(Extracts from a graphics dataset)
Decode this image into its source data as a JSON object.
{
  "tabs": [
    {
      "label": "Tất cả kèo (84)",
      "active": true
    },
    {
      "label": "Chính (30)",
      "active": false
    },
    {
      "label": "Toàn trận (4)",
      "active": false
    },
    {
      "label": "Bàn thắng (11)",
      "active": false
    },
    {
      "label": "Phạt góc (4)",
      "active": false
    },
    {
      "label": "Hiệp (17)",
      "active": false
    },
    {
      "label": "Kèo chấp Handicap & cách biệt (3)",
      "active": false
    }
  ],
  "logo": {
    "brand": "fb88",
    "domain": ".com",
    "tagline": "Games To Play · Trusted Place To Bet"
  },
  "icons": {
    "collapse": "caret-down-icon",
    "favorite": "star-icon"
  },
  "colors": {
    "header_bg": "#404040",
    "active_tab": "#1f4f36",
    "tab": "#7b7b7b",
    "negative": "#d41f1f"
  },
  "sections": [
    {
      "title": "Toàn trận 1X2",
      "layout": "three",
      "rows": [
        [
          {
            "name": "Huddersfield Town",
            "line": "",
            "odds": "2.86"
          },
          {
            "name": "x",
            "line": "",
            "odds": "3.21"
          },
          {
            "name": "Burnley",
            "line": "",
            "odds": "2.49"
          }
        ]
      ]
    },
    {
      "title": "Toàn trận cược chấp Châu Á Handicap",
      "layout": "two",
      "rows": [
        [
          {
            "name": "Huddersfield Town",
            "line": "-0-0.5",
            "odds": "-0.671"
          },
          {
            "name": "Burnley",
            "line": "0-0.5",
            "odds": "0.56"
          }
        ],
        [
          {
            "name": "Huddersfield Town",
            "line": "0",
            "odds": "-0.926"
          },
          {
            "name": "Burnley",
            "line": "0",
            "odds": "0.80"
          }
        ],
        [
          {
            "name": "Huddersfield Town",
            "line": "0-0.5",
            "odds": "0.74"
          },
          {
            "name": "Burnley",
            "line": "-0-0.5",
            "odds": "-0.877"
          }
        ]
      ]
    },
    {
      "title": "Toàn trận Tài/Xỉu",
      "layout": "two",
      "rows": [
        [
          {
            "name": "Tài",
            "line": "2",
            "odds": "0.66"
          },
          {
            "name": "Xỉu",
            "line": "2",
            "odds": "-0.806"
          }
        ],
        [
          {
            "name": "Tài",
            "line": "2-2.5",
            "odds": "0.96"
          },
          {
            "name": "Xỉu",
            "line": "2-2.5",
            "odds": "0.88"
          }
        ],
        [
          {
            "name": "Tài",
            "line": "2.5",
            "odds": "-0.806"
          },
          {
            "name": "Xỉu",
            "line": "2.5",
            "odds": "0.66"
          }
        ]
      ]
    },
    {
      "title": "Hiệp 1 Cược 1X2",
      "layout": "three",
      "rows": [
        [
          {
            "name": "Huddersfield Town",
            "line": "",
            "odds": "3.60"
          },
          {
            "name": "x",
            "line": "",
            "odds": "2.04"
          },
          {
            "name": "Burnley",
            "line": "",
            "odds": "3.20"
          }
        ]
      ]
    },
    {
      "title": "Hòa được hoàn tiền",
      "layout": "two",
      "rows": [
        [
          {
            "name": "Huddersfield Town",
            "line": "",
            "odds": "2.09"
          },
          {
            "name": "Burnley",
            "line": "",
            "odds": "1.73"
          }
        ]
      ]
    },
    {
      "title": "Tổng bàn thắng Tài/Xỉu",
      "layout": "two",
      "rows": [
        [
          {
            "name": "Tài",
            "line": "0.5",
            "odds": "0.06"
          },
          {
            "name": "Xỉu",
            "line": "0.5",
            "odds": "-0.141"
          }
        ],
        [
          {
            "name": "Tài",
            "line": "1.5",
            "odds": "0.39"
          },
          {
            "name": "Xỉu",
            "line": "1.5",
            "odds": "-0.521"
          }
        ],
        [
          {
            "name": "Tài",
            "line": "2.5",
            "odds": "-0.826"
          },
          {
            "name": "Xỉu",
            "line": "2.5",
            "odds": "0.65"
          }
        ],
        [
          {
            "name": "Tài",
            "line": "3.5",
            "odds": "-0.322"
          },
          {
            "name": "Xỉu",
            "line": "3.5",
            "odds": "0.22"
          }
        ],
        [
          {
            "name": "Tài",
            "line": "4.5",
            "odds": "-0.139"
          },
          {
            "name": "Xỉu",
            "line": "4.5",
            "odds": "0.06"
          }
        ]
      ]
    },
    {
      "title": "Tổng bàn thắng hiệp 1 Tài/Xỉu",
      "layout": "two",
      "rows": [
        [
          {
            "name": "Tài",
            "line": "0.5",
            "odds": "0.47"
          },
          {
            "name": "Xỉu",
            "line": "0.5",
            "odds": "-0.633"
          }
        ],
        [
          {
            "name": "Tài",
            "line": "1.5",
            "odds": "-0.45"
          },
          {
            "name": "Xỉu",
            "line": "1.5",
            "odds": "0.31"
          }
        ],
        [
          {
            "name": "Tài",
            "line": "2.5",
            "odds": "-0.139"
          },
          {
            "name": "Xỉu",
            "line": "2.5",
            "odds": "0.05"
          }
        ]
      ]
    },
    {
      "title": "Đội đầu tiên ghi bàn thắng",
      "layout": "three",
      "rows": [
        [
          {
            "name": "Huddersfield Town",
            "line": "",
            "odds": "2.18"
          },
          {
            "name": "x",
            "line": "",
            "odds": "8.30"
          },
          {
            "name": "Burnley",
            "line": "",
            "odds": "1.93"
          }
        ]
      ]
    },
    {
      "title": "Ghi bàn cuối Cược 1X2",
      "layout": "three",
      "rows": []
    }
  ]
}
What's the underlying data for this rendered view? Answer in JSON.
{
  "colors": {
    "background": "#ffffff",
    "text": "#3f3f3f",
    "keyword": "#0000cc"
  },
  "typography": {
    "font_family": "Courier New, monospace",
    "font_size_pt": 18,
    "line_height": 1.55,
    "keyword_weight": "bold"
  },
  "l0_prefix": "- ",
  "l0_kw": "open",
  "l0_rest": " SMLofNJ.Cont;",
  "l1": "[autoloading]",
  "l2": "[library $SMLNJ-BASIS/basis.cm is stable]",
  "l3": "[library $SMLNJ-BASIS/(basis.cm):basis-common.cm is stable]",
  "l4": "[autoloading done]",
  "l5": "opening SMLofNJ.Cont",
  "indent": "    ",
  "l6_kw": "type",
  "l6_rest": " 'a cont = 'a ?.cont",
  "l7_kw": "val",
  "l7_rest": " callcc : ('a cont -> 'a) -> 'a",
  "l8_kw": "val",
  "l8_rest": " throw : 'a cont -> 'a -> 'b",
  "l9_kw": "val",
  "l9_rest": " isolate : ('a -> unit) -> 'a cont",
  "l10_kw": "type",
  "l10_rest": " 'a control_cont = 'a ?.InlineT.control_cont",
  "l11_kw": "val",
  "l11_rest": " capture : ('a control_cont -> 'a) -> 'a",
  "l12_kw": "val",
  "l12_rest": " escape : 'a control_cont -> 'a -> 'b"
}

[WORK TO COMPLETE] Write out the records above again, keeping each one identical to the original.

[WRITTEN SOLUTION]
Decode this image into its source data as a JSON object.
{
  "tabs": [
    {
      "label": "Tất cả kèo (84)",
      "active": true
    },
    {
      "label": "Chính (30)",
      "active": false
    },
    {
      "label": "Toàn trận (4)",
      "active": false
    },
    {
      "label": "Bàn thắng (11)",
      "active": false
    },
    {
      "label": "Phạt góc (4)",
      "active": false
    },
    {
      "label": "Hiệp (17)",
      "active": false
    },
    {
      "label": "Kèo chấp Handicap & cách biệt (3)",
      "active": false
    }
  ],
  "logo": {
    "brand": "fb88",
    "domain": ".com",
    "tagline": "Games To Play · Trusted Place To Bet"
  },
  "icons": {
    "collapse": "caret-down-icon",
    "favorite": "star-icon"
  },
  "colors": {
    "header_bg": "#404040",
    "active_tab": "#1f4f36",
    "tab": "#7b7b7b",
    "negative": "#d41f1f"
  },
  "sections": [
    {
      "title": "Toàn trận 1X2",
      "layout": "three",
      "rows": [
        [
          {
            "name": "Huddersfield Town",
            "line": "",
            "odds": "2.86"
          },
          {
            "name": "x",
            "line": "",
            "odds": "3.21"
          },
          {
            "name": "Burnley",
            "line": "",
            "odds": "2.49"
          }
        ]
      ]
    },
    {
      "title": "Toàn trận cược chấp Châu Á Handicap",
      "layout": "two",
      "rows": [
        [
          {
            "name": "Huddersfield Town",
            "line": "-0-0.5",
            "odds": "-0.671"
          },
          {
            "name": "Burnley",
            "line": "0-0.5",
            "odds": "0.56"
          }
        ],
        [
          {
            "name": "Huddersfield Town",
            "line": "0",
            "odds": "-0.926"
          },
          {
            "name": "Burnley",
            "line": "0",
            "odds": "0.80"
          }
        ],
        [
          {
            "name": "Huddersfield Town",
            "line": "0-0.5",
            "odds": "0.74"
          },
          {
            "name": "Burnley",
            "line": "-0-0.5",
            "odds": "-0.877"
          }
        ]
      ]
    },
    {
      "title": "Toàn trận Tài/Xỉu",
      "layout": "two",
      "rows": [
        [
          {
            "name": "Tài",
            "line": "2",
            "odds": "0.66"
          },
          {
            "name": "Xỉu",
            "line": "2",
            "odds": "-0.806"
          }
        ],
        [
          {
            "name": "Tài",
            "line": "2-2.5",
            "odds": "0.96"
          },
          {
            "name": "Xỉu",
            "line": "2-2.5",
            "odds": "0.88"
          }
        ],
        [
          {
            "name": "Tài",
            "line": "2.5",
            "odds": "-0.806"
          },
          {
            "name": "Xỉu",
            "line": "2.5",
            "odds": "0.66"
          }
        ]
      ]
    },
    {
      "title": "Hiệp 1 Cược 1X2",
      "layout": "three",
      "rows": [
        [
          {
            "name": "Huddersfield Town",
            "line": "",
            "odds": "3.60"
          },
          {
            "name": "x",
            "line": "",
            "odds": "2.04"
          },
          {
            "name": "Burnley",
            "line": "",
            "odds": "3.20"
          }
        ]
      ]
    },
    {
      "title": "Hòa được hoàn tiền",
      "layout": "two",
      "rows": [
        [
          {
            "name": "Huddersfield Town",
            "line": "",
            "odds": "2.09"
          },
          {
            "name": "Burnley",
            "line": "",
            "odds": "1.73"
          }
        ]
      ]
    },
    {
      "title": "Tổng bàn thắng Tài/Xỉu",
      "layout": "two",
      "rows": [
        [
          {
            "name": "Tài",
            "line": "0.5",
            "odds": "0.06"
          },
          {
            "name": "Xỉu",
            "line": "0.5",
            "odds": "-0.141"
          }
        ],
        [
          {
            "name": "Tài",
            "line": "1.5",
            "odds": "0.39"
          },
          {
            "name": "Xỉu",
            "line": "1.5",
            "odds": "-0.521"
          }
        ],
        [
          {
            "name": "Tài",
            "line": "2.5",
            "odds": "-0.826"
          },
          {
            "name": "Xỉu",
            "line": "2.5",
            "odds": "0.65"
          }
        ],
        [
          {
            "name": "Tài",
            "line": "3.5",
            "odds": "-0.322"
          },
          {
            "name": "Xỉu",
            "line": "3.5",
            "odds": "0.22"
          }
        ],
        [
          {
            "name": "Tài",
            "line": "4.5",
            "odds": "-0.139"
          },
          {
            "name": "Xỉu",
            "line": "4.5",
            "odds": "0.06"
          }
        ]
      ]
    },
    {
      "title": "Tổng bàn thắng hiệp 1 Tài/Xỉu",
      "layout": "two",
      "rows": [
        [
          {
            "name": "Tài",
            "line": "0.5",
            "odds": "0.47"
          },
          {
            "name": "Xỉu",
            "line": "0.5",
            "odds": "-0.633"
          }
        ],
        [
          {
            "name": "Tài",
            "line": "1.5",
            "odds": "-0.45"
          },
          {
            "name": "Xỉu",
            "line": "1.5",
            "odds": "0.31"
          }
        ],
        [
          {
            "name": "Tài",
            "line": "2.5",
            "odds": "-0.139"
          },
          {
            "name": "Xỉu",
            "line": "2.5",
            "odds": "0.05"
          }
        ]
      ]
    },
    {
      "title": "Đội đầu tiên ghi bàn thắng",
      "layout": "three",
      "rows": [
        [
          {
            "name": "Huddersfield Town",
            "line": "",
            "odds": "2.18"
          },
          {
            "name": "x",
            "line": "",
            "odds": "8.30"
          },
          {
            "name": "Burnley",
            "line": "",
            "odds": "1.93"
          }
        ]
      ]
    },
    {
      "title": "Ghi bàn cuối Cược 1X2",
      "layout": "three",
      "rows": []
    }
  ]
}
What's the underlying data for this rendered view? Answer in JSON.
{
  "colors": {
    "background": "#ffffff",
    "text": "#3f3f3f",
    "keyword": "#0000cc"
  },
  "typography": {
    "font_family": "Courier New, monospace",
    "font_size_pt": 18,
    "line_height": 1.55,
    "keyword_weight": "bold"
  },
  "l0_prefix": "- ",
  "l0_kw": "open",
  "l0_rest": " SMLofNJ.Cont;",
  "l1": "[autoloading]",
  "l2": "[library $SMLNJ-BASIS/basis.cm is stable]",
  "l3": "[library $SMLNJ-BASIS/(basis.cm):basis-common.cm is stable]",
  "l4": "[autoloading done]",
  "l5": "opening SMLofNJ.Cont",
  "indent": "    ",
  "l6_kw": "type",
  "l6_rest": " 'a cont = 'a ?.cont",
  "l7_kw": "val",
  "l7_rest": " callcc : ('a cont -> 'a) -> 'a",
  "l8_kw": "val",
  "l8_rest": " throw : 'a cont -> 'a -> 'b",
  "l9_kw": "val",
  "l9_rest": " isolate : ('a -> unit) -> 'a cont",
  "l10_kw": "type",
  "l10_rest": " 'a control_cont = 'a ?.InlineT.control_cont",
  "l11_kw": "val",
  "l11_rest": " capture : ('a control_cont -> 'a) -> 'a",
  "l12_kw": "val",
  "l12_rest": " escape : 'a control_cont -> 'a -> 'b"
}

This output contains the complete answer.